▶ **Material for the task**
+++
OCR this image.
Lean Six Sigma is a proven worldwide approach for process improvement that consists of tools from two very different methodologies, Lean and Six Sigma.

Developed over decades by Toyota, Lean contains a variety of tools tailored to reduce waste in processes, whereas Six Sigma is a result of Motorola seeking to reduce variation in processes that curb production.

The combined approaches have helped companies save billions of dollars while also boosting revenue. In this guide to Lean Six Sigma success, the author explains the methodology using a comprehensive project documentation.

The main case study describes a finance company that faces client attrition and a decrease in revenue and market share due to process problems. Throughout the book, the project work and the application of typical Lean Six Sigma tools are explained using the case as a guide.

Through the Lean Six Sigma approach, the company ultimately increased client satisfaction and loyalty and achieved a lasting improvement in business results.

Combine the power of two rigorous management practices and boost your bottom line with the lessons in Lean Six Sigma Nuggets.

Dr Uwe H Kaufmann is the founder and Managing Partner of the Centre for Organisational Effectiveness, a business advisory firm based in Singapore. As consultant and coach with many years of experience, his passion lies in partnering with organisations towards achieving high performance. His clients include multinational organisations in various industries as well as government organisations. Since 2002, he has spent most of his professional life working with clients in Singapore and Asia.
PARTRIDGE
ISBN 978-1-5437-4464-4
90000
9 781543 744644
+++
▶ **Short problem**
All of the entries above must be quoted exactly.

▶ **Written response**
OCR this image.
Lean Six Sigma is a proven worldwide approach for process improvement that consists of tools from two very different methodologies, Lean and Six Sigma.

Developed over decades by Toyota, Lean contains a variety of tools tailored to reduce waste in processes, whereas Six Sigma is a result of Motorola seeking to reduce variation in processes that curb production.

The combined approaches have helped companies save billions of dollars while also boosting revenue. In this guide to Lean Six Sigma success, the author explains the methodology using a comprehensive project documentation.

The main case study describes a finance company that faces client attrition and a decrease in revenue and market share due to process problems. Throughout the book, the project work and the application of typical Lean Six Sigma tools are explained using the case as a guide.

Through the Lean Six Sigma approach, the company ultimately increased client satisfaction and loyalty and achieved a lasting improvement in business results.

Combine the power of two rigorous management practices and boost your bottom line with the lessons in Lean Six Sigma Nuggets.

Dr Uwe H Kaufmann is the founder and Managing Partner of the Centre for Organisational Effectiveness, a business advisory firm based in Singapore. As consultant and coach with many years of experience, his passion lies in partnering with organisations towards achieving high performance. His clients include multinational organisations in various industries as well as government organisations. Since 2002, he has spent most of his professional life working with clients in Singapore and Asia.
PARTRIDGE
ISBN 978-1-5437-4464-4
90000
9 781543 744644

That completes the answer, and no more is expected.